Aim:
Look through the lines and report how many include the word "如图所示", giving nothing but the number.

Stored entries
==========

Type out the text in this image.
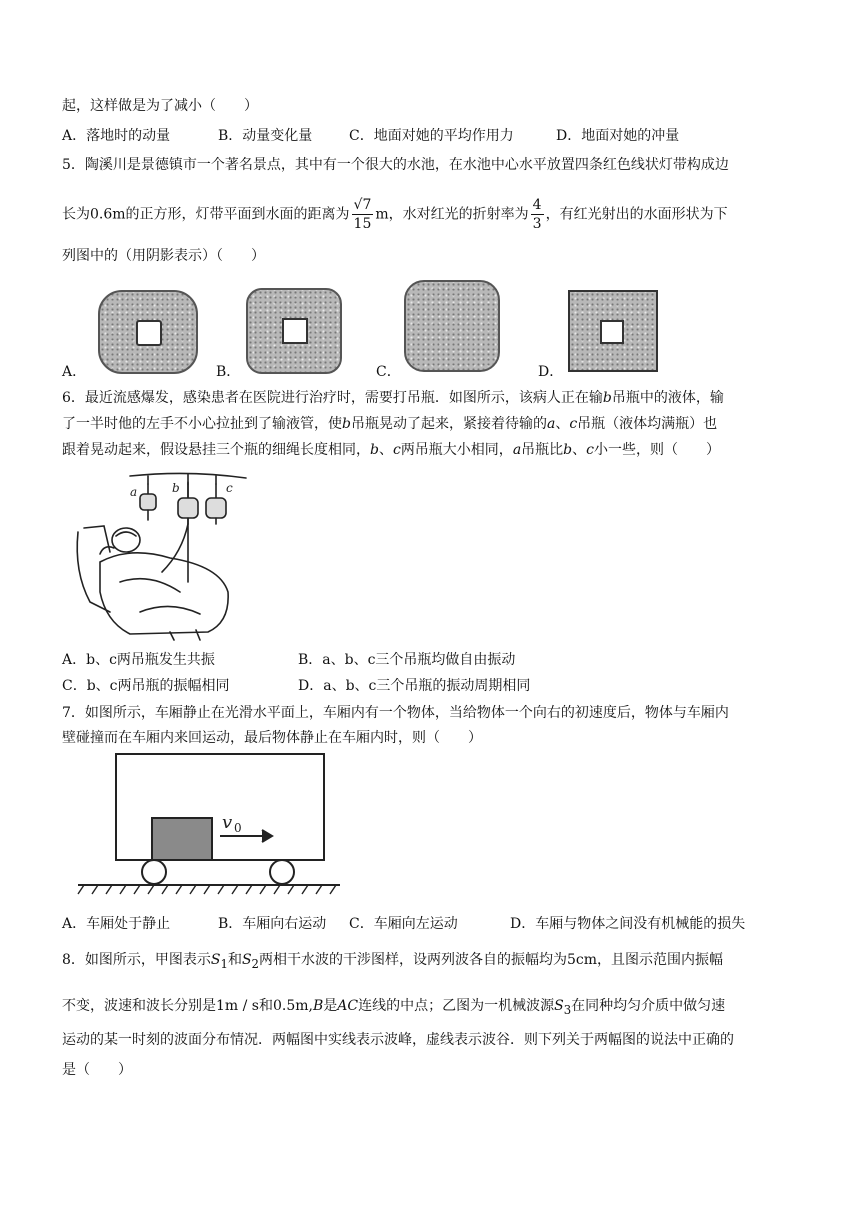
起，这样做是为了减小（　　）
A．落地时的动量	B．动量变化量	C．地面对她的平均作用力	D．地面对她的冲量
5．陶溪川是景德镇市一个著名景点，其中有一个很大的水池，在水池中心水平放置四条红色线状灯带构成边
长为0.6m的正方形，灯带平面到水面的距离为 $\frac{√7}{15}$ m，水对红光的折射率为 $\frac{4}{3}$ ，有红光射出的水面形状为下
列图中的（用阴影表示）（　　）
A．	B．	C．	D．
6．最近流感爆发，感染患者在医院进行治疗时，需要打吊瓶．如图所示，该病人正在输b吊瓶中的液体，输
了一半时他的左手不小心拉扯到了输液管，使b吊瓶晃动了起来，紧接着待输的a、c吊瓶（液体均满瓶）也
跟着晃动起来，假设悬挂三个瓶的细绳长度相同，b、c两吊瓶大小相同，a吊瓶比b、c小一些，则（　　）
a	b	c
A．b、c两吊瓶发生共振	B．a、b、c三个吊瓶均做自由振动
C．b、c两吊瓶的振幅相同	D．a、b、c三个吊瓶的振动周期相同
7．如图所示，车厢静止在光滑水平面上，车厢内有一个物体，当给物体一个向右的初速度后，物体与车厢内
壁碰撞而在车厢内来回运动，最后物体静止在车厢内时，则（　　）
v 0
A．车厢处于静止	B．车厢向右运动 C．车厢向左运动	D．车厢与物体之间没有机械能的损失
8．如图所示，甲图表示$S_1$和$S_2$两相干水波的干涉图样，设两列波各自的振幅均为5cm，且图示范围内振幅
不变，波速和波长分别是1m / s和0.5m,B是AC连线的中点；乙图为一机械波源$S_3$在同种均匀介质中做匀速
运动的某一时刻的波面分布情况．两幅图中实线表示波峰，虚线表示波谷．则下列关于两幅图的说法中正确的
是（　　）
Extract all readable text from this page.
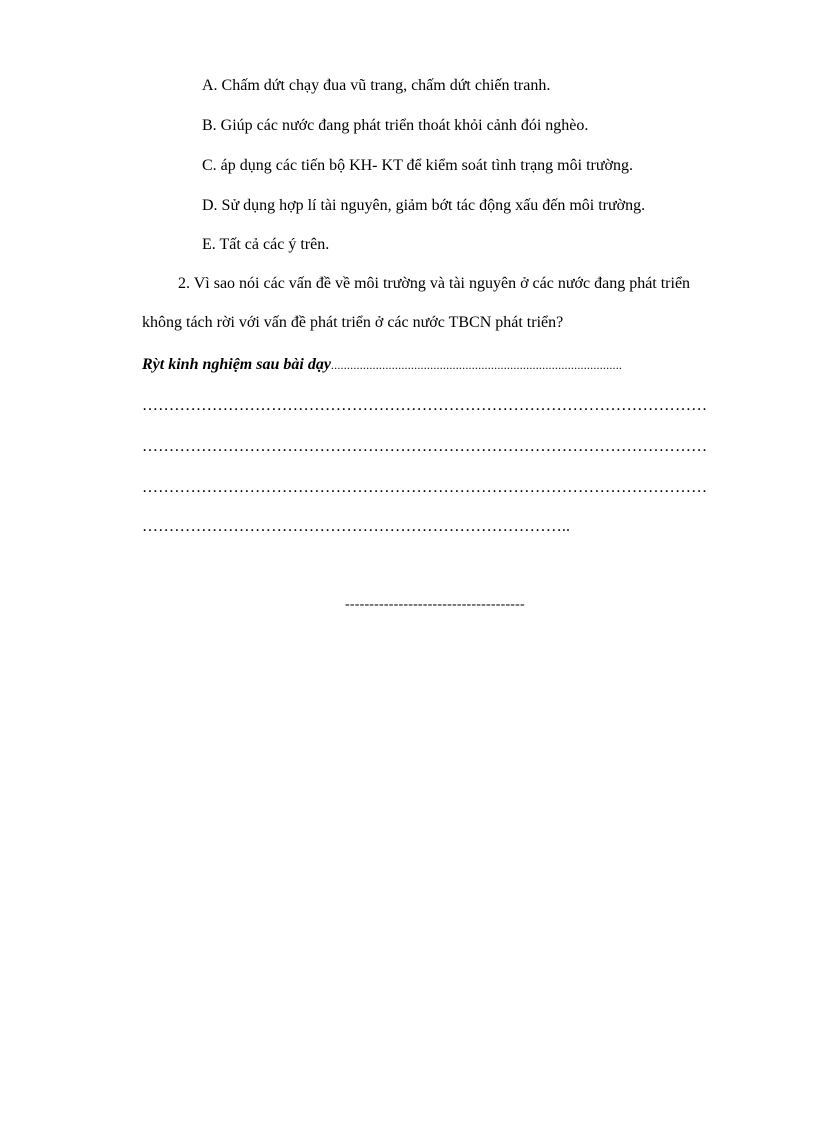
A. Chấm dứt chạy đua vũ trang, chấm dứt chiến tranh.
B. Giúp các nước đang phát triển thoát khỏi cảnh đói nghèo.
C. áp dụng các tiến bộ KH- KT để kiểm soát tình trạng môi trường.
D. Sử dụng hợp lí tài nguyên, giảm bớt tác động xấu đến môi trường.
E. Tất cả các ý trên.
2. Vì sao nói các vấn đề về môi trường và tài nguyên ở các nước đang phát triển
không tách rời với vấn đề phát triển ở các nước TBCN phát triển?
Rỳt kinh nghiệm sau bài dạy...........................................................................................
……………………………………………………………………………………………
……………………………………………………………………………………………
……………………………………………………………………………………………
……………………………………………………………………..
-------------------------------------
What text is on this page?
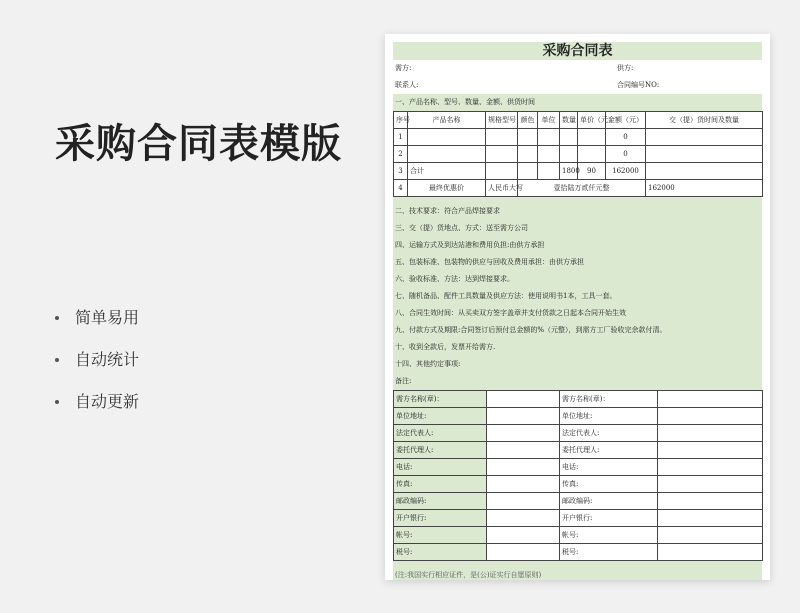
采购合同表模版
简单易用
自动统计
自动更新
采购合同表
需方:	供方:
联系人:	合同编号NO:
一、产品名称、型号、数量、金额、供货时间
序号	产品名称	规格型号	颜色	单位	数量	单价（元）	金额（元）	交（提）货时间及数量
1							0	
2							0	
3	合计				1800	90	162000	
4	最终优惠价	人民币大写	壹拾陆万贰仟元整					162000
二、技术要求：符合产品焊接要求
三、交（提）货地点、方式：送至需方公司
四、运输方式及到达站港和费用负担:由供方承担
五、包装标准、包装物的供应与回收及费用承担：由供方承担
六、验收标准、方法：达到焊接要求。
七、随机备品、配件工具数量及供应方法：使用说明书1本，工具一套。
八、合同生效时间：从买卖双方签字盖章并支付货款之日起本合同开始生效
九、付款方式及期限:合同签订后预付总金额的%（元整），到需方工厂验收完余款付清。
十、收到全款后，发票开给需方.
十四、其他约定事项:
备注:
需方名称(章)：		需方名称(章)：	
单位地址:		单位地址:	
法定代表人:		法定代表人:	
委托代理人:		委托代理人:	
电话:		电话:	
传真:		传真:	
邮政编码:		邮政编码:	
开户银行:		开户银行:	
帐号:		帐号:	
税号:		税号:	
(注:我国实行相应证件，是(公)证实行自愿原则)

==========

Worked answer:
3